Work instructions: Pull out every line below that contains the word "Heinicke".

***** Data in this exercise

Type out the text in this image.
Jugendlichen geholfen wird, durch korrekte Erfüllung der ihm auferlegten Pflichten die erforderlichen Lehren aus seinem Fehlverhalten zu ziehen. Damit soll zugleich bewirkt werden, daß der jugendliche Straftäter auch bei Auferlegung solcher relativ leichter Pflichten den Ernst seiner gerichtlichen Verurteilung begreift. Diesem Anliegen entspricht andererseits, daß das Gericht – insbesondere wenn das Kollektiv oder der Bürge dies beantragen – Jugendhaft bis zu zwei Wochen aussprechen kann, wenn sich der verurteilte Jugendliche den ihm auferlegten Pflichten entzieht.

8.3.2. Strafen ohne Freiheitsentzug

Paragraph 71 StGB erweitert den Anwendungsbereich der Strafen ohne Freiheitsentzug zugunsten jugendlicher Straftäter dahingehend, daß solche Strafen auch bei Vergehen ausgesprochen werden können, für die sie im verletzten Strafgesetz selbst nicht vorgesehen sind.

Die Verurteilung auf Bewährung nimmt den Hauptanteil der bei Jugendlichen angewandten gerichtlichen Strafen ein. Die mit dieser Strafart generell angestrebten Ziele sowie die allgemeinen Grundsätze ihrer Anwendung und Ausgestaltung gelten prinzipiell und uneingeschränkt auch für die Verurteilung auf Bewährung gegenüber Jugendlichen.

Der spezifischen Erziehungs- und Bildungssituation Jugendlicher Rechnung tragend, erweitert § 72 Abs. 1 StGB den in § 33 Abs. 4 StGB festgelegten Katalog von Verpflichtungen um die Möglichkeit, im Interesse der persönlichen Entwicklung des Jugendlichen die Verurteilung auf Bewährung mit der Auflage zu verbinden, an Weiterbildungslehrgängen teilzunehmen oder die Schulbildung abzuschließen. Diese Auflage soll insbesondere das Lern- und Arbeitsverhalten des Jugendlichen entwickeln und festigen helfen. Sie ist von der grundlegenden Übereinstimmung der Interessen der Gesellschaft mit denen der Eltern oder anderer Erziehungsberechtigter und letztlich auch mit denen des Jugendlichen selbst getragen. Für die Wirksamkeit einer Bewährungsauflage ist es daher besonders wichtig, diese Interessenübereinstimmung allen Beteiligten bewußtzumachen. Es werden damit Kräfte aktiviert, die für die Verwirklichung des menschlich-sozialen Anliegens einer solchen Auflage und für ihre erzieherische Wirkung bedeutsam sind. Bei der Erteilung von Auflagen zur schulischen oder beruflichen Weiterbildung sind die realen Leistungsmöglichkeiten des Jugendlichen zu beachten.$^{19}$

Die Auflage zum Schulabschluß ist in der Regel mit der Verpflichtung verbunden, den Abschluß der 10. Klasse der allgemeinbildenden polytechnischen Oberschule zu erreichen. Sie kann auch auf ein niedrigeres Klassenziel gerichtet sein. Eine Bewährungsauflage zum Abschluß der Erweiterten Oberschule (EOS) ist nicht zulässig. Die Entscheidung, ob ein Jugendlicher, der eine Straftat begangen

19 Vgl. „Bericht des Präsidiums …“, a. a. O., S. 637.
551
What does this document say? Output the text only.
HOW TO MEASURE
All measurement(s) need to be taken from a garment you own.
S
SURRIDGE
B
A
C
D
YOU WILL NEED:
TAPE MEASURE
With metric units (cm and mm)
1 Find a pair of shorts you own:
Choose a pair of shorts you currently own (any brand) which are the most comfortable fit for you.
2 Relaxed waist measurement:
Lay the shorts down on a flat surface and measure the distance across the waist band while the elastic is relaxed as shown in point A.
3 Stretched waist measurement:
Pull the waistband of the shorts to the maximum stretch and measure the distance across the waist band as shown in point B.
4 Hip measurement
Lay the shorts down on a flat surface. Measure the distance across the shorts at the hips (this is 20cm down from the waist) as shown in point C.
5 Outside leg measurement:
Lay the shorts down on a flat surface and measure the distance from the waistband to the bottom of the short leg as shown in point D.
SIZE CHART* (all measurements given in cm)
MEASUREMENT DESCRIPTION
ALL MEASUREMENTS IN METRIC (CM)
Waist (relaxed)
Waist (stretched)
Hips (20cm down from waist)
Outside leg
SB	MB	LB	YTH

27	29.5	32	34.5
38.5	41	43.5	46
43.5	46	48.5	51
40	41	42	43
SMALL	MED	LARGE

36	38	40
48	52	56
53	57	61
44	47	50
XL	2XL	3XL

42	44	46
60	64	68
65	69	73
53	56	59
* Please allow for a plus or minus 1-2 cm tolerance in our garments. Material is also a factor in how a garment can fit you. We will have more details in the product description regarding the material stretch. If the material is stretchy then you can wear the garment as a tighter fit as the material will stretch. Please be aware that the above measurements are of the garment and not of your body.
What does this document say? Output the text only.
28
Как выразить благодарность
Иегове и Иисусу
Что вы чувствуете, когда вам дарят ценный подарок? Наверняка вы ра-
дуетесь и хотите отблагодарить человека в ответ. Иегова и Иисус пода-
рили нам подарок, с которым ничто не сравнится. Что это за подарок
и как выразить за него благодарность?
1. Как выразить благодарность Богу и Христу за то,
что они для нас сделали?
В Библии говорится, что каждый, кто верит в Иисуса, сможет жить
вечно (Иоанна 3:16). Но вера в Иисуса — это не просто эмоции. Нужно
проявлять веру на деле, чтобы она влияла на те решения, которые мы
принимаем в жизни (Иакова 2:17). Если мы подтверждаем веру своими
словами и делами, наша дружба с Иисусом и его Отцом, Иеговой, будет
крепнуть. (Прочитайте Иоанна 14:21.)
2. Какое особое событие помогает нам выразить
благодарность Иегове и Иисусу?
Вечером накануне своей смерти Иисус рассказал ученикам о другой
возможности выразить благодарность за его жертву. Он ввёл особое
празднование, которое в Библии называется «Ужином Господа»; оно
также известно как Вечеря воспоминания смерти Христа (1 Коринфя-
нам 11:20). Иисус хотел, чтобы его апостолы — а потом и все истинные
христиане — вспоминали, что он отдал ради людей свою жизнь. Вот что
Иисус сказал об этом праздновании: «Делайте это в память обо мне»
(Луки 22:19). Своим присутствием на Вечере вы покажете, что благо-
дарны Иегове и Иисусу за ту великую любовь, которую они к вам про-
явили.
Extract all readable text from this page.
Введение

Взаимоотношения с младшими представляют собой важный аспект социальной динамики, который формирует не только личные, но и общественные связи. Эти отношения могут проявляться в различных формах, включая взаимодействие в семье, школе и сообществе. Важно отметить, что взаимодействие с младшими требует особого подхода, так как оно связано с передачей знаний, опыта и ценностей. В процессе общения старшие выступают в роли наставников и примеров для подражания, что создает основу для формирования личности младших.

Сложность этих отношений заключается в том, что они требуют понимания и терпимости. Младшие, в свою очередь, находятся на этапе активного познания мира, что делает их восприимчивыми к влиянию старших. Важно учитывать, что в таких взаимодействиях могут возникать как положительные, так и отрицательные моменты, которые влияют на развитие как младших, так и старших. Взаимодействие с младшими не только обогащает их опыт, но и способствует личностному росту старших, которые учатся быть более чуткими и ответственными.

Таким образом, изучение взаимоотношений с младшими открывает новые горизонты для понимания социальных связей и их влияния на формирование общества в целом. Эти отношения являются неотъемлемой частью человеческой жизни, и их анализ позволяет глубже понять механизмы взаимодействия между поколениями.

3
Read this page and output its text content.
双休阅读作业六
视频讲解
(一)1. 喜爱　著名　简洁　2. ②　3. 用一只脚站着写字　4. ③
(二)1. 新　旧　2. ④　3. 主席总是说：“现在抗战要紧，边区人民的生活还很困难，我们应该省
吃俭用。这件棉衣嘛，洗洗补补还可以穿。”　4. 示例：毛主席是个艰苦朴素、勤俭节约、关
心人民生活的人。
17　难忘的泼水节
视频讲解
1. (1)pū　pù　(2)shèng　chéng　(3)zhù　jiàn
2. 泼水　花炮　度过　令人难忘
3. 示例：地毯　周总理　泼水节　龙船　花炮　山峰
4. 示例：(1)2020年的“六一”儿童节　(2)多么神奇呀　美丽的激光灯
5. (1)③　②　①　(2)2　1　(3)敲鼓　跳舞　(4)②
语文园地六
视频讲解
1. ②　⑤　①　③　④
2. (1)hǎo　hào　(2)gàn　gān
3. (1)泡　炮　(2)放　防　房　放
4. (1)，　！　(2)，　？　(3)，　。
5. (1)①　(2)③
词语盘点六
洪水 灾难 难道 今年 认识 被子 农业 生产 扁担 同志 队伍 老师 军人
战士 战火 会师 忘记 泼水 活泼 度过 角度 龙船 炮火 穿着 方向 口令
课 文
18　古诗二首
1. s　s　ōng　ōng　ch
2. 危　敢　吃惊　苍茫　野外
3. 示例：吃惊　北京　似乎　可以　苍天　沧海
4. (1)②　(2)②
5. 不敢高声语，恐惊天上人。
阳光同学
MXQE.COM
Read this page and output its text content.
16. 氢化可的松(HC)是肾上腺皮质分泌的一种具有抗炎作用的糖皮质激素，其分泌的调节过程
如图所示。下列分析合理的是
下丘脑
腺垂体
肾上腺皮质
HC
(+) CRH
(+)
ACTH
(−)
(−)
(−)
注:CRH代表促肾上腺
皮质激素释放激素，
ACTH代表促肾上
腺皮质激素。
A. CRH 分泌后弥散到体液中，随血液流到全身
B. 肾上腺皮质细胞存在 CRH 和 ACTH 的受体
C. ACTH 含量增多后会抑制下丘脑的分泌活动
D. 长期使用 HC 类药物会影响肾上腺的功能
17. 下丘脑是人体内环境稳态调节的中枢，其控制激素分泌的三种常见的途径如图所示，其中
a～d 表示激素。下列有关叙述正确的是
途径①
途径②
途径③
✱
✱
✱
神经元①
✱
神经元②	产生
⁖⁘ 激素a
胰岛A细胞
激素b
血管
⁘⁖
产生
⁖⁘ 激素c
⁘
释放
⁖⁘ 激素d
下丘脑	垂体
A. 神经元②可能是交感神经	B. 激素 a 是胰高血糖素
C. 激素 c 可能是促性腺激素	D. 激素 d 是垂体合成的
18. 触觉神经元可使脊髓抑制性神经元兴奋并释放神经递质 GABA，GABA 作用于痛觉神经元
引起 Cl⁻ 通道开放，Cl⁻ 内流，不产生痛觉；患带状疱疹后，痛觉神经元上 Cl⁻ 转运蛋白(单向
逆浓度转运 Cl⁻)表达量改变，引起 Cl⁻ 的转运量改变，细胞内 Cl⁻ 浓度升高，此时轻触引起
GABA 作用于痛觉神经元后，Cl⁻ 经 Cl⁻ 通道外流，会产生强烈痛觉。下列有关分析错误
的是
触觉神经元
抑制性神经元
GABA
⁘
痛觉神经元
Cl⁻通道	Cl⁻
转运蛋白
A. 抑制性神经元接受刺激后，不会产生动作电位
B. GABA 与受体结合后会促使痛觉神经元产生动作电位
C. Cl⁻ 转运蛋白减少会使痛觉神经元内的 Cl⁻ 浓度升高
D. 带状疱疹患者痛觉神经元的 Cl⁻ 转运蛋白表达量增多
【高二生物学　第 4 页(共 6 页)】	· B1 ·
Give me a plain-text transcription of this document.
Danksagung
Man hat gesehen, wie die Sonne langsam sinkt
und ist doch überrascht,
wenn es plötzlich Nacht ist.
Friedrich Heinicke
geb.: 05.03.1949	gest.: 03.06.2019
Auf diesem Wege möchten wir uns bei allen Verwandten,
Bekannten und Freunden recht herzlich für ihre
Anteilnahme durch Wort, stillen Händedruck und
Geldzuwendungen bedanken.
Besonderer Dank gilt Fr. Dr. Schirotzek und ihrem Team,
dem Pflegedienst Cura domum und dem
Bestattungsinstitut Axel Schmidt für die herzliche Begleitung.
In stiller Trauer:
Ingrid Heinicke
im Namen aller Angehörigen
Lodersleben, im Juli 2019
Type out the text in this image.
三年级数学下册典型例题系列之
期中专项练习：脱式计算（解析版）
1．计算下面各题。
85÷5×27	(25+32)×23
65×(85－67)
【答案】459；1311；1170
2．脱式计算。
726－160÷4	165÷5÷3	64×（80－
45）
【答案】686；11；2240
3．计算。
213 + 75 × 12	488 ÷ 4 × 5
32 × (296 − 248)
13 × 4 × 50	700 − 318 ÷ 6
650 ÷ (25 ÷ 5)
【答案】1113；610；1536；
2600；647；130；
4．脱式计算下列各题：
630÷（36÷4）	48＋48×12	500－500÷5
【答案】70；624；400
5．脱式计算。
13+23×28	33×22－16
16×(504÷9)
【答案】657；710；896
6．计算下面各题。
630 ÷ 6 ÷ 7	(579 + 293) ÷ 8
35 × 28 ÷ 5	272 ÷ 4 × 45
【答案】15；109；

**********

Written answer:
Friedrich Heinicke
Ingrid Heinicke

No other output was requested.